__PROBLEM TO WORK ON__
Copy out all lines that hold "color".

•••

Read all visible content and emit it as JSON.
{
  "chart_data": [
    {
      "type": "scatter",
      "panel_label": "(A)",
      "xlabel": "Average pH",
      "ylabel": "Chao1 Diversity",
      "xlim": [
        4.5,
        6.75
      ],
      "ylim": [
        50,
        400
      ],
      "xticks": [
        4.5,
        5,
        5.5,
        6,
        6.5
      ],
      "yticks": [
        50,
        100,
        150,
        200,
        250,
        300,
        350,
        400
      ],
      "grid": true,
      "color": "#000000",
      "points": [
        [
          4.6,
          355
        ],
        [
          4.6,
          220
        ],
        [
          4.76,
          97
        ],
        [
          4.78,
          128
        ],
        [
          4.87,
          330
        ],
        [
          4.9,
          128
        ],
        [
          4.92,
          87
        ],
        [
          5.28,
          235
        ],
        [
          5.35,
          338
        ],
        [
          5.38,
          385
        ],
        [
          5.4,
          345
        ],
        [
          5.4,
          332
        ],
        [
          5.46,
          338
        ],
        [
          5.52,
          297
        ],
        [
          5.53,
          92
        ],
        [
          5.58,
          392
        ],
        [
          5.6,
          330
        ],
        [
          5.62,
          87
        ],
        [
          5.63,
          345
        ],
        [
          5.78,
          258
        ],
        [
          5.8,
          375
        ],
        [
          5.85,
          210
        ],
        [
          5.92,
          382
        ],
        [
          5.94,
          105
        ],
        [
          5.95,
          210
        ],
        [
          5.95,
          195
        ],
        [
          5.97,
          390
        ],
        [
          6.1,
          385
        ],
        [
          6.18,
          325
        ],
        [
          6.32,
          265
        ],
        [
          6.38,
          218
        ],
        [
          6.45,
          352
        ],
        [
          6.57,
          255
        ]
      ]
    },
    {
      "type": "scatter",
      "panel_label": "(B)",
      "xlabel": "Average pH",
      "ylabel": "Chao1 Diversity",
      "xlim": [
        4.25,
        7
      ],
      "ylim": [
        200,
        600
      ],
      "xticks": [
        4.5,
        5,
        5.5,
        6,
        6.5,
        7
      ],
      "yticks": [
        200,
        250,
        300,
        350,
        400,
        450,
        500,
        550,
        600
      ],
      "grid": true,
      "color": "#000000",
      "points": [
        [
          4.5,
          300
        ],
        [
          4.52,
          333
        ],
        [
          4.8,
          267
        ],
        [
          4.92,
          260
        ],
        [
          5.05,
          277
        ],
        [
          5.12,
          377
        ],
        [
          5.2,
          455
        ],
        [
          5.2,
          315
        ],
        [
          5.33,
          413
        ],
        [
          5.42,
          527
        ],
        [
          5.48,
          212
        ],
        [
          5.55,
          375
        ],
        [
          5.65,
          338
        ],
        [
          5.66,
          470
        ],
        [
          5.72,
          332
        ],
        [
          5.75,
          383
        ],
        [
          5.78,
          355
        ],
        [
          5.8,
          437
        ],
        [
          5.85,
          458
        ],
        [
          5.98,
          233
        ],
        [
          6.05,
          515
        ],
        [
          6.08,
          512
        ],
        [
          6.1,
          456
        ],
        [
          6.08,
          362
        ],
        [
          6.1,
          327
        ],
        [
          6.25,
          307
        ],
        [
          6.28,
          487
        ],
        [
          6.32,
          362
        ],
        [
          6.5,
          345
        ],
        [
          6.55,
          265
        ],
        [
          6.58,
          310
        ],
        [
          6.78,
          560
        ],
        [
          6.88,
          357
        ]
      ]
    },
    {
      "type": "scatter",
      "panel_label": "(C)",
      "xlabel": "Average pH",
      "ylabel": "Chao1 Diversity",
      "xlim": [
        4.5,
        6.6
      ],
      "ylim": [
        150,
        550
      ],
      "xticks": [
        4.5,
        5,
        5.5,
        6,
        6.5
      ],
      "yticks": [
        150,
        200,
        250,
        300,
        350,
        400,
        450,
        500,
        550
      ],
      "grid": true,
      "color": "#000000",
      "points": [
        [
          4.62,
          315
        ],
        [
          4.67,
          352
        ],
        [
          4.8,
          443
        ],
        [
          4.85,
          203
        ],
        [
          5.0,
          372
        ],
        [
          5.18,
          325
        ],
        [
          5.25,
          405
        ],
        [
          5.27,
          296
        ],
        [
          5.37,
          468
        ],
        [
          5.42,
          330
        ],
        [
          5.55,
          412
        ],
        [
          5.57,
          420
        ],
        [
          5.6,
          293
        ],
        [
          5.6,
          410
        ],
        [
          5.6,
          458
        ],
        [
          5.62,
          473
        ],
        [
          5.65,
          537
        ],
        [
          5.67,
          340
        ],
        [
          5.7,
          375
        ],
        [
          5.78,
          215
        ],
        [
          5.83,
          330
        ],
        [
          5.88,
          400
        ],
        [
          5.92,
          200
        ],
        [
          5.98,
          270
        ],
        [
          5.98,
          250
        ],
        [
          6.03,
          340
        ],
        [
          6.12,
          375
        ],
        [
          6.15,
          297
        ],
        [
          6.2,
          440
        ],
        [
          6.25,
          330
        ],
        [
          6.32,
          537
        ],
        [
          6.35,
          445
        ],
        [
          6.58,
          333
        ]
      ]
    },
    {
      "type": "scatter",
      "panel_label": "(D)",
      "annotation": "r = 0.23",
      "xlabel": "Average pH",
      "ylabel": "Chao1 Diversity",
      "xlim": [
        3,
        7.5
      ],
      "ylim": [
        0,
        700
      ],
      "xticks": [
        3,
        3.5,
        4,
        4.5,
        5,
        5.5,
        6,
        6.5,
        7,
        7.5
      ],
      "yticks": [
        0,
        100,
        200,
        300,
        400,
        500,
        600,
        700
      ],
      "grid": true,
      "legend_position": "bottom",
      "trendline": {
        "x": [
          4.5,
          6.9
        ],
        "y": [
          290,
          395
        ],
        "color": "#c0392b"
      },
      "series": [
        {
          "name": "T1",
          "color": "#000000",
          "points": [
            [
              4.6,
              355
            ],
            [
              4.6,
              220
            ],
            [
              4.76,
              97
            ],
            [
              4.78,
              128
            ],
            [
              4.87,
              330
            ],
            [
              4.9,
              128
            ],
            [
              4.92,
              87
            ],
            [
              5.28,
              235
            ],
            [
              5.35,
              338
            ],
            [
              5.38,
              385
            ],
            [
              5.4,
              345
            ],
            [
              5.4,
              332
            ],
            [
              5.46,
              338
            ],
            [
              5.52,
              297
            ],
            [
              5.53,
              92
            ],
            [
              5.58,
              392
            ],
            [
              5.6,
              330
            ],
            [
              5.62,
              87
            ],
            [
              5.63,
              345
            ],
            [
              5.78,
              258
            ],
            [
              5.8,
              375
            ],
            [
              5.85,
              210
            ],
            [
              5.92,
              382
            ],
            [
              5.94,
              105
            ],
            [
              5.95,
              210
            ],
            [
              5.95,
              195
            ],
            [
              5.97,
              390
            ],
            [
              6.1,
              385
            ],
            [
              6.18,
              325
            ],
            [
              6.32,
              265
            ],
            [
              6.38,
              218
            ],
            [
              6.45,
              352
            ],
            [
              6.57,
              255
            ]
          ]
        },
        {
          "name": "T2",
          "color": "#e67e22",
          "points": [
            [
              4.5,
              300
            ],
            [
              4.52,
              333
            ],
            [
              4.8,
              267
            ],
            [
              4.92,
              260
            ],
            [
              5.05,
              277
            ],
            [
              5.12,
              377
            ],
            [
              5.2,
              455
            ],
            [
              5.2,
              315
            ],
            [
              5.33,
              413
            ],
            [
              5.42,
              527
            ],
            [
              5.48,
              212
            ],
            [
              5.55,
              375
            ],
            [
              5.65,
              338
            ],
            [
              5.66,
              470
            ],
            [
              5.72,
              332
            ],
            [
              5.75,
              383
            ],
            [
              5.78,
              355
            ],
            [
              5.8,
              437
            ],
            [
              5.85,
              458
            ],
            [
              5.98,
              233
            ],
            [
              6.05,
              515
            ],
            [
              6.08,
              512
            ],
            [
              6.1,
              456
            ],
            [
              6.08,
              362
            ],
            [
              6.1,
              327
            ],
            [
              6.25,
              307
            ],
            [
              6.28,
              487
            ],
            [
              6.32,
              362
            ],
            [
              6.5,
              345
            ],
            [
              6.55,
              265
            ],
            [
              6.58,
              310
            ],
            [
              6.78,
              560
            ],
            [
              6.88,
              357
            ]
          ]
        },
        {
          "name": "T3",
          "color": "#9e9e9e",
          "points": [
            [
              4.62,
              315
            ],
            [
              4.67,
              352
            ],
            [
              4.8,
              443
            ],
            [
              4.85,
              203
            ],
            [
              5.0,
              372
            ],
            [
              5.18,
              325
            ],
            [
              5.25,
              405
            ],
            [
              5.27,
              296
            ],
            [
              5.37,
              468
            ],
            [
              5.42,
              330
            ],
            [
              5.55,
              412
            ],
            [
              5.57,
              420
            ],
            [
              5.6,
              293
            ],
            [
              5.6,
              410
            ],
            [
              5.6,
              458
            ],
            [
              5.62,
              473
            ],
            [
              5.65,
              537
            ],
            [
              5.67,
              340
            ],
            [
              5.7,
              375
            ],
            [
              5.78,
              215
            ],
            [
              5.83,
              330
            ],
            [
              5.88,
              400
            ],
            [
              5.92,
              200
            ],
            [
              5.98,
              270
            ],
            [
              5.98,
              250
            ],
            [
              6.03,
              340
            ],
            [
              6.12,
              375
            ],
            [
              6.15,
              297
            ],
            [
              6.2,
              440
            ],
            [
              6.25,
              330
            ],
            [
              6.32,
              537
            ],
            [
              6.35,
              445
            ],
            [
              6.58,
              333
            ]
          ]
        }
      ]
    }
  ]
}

•••

__COMPLETED EXERCISE__
      "color": "#000000",
      "color": "#000000",
      "color": "#000000",
        "color": "#c0392b"
          "color": "#000000",
          "color": "#e67e22",
          "color": "#9e9e9e",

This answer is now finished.